§ **PROMPT**:
Look through the listing and locate every line containing the word "grid"; copy those lines.

§ **SUPPLIED DATA**:
Begin

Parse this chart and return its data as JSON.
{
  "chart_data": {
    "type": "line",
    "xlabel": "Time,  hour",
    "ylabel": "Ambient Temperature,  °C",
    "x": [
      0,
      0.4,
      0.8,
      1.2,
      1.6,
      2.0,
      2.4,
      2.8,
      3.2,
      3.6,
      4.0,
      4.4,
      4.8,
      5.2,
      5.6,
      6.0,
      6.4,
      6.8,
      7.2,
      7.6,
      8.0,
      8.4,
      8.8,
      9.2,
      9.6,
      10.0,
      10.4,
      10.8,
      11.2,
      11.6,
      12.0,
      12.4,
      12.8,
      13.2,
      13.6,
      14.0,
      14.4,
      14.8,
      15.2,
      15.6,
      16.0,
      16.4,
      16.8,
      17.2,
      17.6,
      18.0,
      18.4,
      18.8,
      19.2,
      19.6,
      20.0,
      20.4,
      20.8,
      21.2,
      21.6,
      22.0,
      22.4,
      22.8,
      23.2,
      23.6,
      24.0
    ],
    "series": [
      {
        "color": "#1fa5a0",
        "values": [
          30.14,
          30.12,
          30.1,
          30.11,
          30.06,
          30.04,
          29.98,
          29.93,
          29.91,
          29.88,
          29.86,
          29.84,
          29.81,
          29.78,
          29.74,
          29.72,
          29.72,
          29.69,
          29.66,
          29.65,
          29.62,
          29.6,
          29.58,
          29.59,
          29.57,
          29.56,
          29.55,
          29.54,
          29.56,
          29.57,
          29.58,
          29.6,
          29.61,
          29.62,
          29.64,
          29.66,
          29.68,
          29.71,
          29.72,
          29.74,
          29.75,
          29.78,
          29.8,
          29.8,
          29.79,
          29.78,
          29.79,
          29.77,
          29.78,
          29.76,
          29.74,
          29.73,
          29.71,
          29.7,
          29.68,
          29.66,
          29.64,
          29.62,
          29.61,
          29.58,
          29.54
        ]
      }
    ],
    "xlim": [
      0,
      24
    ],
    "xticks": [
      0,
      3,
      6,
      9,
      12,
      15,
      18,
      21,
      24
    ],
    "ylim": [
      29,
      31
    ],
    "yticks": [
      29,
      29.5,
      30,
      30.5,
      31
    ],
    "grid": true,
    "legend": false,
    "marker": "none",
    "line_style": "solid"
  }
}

End
Begin

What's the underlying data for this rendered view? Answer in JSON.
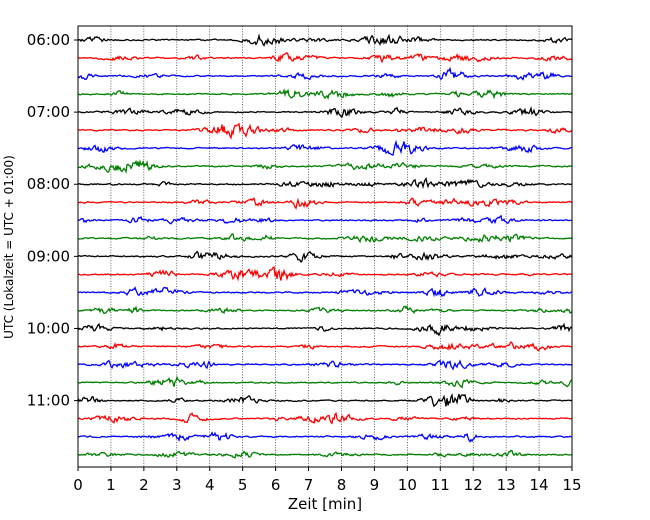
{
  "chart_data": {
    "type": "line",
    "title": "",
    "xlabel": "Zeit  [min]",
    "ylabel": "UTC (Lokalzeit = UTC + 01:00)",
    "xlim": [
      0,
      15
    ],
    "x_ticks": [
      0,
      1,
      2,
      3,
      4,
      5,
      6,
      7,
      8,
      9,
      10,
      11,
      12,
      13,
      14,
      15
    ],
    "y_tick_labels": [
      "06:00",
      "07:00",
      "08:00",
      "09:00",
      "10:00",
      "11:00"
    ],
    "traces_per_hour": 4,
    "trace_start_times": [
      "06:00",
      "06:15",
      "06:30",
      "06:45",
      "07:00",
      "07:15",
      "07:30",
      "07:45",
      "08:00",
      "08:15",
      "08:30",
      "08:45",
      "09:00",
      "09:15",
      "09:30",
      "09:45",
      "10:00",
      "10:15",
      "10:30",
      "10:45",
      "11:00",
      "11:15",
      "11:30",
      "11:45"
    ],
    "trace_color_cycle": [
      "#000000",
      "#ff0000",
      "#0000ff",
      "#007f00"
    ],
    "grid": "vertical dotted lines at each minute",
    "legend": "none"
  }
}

End
Begin

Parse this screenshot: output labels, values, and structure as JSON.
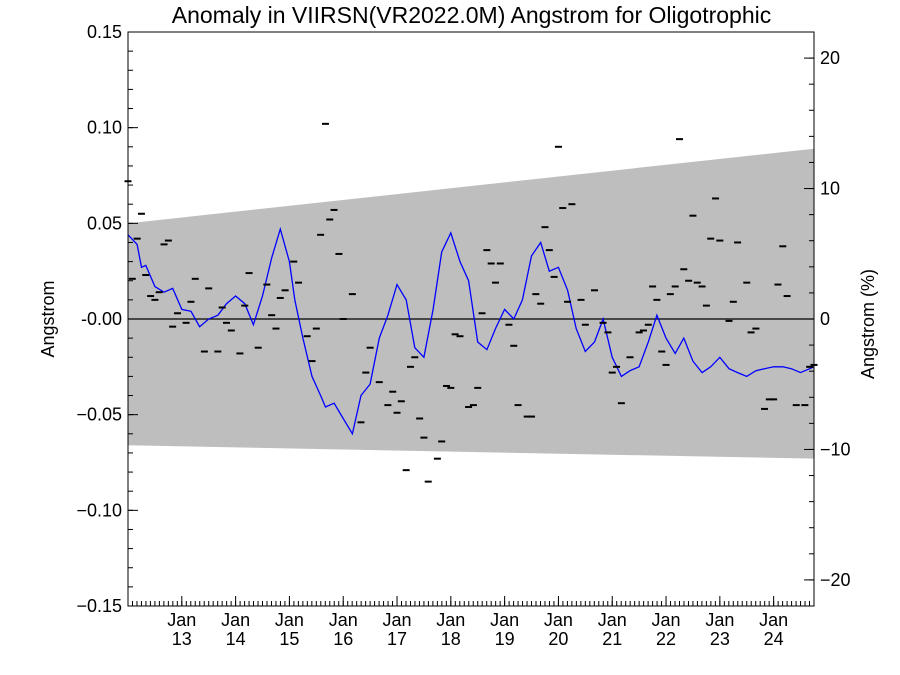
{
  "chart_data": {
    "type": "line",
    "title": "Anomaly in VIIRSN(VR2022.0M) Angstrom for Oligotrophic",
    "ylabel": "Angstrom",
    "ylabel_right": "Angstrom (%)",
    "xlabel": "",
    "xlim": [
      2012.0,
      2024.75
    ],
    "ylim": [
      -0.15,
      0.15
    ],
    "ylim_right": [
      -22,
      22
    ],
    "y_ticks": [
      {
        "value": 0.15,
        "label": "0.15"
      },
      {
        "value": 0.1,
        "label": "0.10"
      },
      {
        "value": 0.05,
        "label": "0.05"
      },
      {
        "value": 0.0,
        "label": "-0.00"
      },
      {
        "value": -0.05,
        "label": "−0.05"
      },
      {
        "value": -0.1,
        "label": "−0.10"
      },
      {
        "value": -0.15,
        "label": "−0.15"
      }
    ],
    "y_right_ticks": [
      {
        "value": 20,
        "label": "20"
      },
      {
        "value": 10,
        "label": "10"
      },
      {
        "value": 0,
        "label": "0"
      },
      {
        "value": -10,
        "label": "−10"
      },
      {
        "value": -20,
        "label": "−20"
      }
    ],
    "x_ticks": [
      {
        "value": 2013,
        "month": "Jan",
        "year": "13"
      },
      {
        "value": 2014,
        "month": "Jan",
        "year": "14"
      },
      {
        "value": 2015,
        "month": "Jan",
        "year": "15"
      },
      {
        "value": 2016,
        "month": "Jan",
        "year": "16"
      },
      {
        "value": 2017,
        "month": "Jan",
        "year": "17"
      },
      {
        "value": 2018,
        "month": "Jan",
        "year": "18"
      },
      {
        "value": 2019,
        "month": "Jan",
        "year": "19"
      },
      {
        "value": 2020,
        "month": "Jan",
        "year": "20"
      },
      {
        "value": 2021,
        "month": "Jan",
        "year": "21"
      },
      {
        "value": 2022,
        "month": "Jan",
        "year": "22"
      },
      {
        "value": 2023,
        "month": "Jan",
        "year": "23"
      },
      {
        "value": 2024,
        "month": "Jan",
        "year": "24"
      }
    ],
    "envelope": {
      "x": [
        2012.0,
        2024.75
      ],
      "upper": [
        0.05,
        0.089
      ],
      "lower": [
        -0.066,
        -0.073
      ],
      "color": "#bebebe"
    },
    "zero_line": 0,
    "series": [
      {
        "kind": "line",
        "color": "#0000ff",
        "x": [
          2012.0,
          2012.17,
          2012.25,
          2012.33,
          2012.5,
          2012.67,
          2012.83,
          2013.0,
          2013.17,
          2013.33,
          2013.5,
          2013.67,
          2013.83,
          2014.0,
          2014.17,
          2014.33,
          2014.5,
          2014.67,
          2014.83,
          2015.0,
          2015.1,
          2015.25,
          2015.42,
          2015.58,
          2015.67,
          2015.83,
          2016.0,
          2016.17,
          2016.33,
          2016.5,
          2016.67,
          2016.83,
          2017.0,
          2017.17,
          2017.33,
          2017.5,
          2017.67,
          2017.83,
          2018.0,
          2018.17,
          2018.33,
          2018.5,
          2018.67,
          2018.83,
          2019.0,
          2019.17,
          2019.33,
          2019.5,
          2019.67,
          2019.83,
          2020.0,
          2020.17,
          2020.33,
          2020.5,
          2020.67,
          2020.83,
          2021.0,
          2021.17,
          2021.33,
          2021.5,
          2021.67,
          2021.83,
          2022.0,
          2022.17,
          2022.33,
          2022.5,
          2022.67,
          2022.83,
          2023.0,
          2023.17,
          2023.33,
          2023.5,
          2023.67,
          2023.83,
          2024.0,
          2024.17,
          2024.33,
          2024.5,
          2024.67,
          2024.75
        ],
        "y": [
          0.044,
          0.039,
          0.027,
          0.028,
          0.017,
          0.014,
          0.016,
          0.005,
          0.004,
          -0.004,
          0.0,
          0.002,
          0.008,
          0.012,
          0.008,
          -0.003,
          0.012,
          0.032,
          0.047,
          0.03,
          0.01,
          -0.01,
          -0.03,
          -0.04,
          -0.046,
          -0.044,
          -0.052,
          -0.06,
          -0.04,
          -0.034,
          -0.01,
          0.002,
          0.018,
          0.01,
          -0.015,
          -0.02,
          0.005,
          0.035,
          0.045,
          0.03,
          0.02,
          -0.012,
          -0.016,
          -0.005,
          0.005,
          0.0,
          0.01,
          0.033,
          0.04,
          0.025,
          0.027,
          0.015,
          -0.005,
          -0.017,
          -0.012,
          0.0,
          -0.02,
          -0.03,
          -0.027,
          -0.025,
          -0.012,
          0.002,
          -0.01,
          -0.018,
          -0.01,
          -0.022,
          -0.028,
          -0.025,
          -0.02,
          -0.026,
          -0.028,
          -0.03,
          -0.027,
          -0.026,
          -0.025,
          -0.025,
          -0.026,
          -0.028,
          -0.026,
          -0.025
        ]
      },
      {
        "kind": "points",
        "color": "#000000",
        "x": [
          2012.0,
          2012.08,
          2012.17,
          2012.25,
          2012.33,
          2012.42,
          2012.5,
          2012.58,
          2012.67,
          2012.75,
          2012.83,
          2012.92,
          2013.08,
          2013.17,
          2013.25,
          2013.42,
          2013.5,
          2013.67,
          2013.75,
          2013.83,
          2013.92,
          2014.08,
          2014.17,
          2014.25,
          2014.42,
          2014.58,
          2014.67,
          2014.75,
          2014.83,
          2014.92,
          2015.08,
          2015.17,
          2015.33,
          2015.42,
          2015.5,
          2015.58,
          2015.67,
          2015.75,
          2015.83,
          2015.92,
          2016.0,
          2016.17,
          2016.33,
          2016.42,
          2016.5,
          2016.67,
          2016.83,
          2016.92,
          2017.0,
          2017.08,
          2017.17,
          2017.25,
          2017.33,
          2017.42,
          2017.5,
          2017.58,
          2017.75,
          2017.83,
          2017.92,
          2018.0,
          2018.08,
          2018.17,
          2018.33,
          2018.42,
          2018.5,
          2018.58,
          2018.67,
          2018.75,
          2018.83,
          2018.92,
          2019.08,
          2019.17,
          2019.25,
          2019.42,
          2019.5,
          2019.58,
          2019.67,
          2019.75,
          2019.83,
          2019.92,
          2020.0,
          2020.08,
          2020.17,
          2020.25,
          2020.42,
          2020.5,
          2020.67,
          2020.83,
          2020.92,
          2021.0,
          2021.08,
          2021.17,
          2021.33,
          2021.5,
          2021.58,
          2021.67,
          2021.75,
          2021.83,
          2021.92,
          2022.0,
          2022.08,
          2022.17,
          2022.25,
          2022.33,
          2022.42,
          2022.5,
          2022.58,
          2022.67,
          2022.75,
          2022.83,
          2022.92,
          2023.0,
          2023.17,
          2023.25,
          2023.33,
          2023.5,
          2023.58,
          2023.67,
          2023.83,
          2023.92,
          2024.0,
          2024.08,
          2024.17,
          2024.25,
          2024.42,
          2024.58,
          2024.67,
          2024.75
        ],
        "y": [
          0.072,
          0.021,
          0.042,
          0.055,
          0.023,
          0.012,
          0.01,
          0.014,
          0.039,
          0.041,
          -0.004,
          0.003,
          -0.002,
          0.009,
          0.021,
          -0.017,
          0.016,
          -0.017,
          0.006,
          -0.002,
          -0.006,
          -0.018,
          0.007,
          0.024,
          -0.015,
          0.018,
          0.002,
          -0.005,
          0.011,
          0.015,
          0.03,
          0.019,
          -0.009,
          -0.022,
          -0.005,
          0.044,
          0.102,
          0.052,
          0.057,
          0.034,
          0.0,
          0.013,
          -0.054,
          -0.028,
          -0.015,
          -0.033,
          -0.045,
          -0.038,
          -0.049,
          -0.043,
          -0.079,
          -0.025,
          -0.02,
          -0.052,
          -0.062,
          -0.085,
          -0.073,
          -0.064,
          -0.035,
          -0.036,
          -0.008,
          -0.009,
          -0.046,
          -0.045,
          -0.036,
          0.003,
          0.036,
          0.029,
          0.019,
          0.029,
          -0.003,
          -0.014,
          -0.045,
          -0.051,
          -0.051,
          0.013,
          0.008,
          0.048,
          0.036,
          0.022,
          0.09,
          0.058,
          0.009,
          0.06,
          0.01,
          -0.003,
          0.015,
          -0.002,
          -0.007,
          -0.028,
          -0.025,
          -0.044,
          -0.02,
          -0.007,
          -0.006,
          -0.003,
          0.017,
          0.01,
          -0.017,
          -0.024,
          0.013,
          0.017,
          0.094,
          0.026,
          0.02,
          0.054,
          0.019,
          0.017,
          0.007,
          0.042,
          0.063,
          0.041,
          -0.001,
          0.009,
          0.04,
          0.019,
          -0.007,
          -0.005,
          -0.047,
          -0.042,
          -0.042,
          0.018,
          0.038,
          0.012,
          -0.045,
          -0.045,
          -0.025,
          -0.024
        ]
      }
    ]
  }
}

End

§ **FULL OUTPUT**:
    "grid": true,
    "grid": "vertical dotted lines at each minute",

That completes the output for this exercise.